:: EXERCISE MATERIALS
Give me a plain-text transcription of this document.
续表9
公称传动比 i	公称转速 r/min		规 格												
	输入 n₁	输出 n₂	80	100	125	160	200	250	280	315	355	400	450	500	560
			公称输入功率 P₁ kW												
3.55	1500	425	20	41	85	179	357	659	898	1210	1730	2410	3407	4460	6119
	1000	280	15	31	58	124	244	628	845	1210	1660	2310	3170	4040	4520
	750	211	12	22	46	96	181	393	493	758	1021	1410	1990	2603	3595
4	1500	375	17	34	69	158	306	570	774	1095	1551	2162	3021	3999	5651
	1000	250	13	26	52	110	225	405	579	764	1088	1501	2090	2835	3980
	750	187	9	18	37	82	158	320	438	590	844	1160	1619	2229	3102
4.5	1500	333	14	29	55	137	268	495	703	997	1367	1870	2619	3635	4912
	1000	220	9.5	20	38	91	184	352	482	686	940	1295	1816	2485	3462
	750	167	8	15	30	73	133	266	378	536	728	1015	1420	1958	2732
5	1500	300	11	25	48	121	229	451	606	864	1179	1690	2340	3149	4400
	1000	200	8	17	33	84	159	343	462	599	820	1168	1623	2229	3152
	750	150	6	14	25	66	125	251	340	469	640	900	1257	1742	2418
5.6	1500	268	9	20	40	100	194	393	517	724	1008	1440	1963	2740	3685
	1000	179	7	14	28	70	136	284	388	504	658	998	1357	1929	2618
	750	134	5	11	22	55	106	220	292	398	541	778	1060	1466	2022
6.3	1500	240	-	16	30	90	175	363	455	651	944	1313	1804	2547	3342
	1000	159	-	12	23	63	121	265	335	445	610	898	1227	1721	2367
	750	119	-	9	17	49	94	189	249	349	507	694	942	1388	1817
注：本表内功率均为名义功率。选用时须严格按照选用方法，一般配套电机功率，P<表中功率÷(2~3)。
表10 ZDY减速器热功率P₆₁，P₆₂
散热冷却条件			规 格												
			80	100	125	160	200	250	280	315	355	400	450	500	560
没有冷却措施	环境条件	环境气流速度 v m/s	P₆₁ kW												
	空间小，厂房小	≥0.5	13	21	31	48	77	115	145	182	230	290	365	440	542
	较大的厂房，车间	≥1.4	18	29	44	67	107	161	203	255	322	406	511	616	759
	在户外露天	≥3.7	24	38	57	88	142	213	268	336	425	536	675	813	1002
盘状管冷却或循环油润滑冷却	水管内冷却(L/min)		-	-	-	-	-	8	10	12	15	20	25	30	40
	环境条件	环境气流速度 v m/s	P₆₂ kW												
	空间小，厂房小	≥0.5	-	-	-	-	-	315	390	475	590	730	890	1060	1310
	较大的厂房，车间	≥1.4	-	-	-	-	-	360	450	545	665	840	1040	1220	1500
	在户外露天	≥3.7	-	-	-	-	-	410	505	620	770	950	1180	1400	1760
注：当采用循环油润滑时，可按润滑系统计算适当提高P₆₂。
::::
_TASK TO COMPLETE_
Copy out all lines from the material above that contain the string "较大的厂房".

_TASK ANSWER_
	较大的厂房，车间	≥1.4	18	29	44	67	107	161	203	255	322	406	511	616	759
	较大的厂房，车间	≥1.4	-	-	-	-	-	360	450	545	665	840	1040	1220	1500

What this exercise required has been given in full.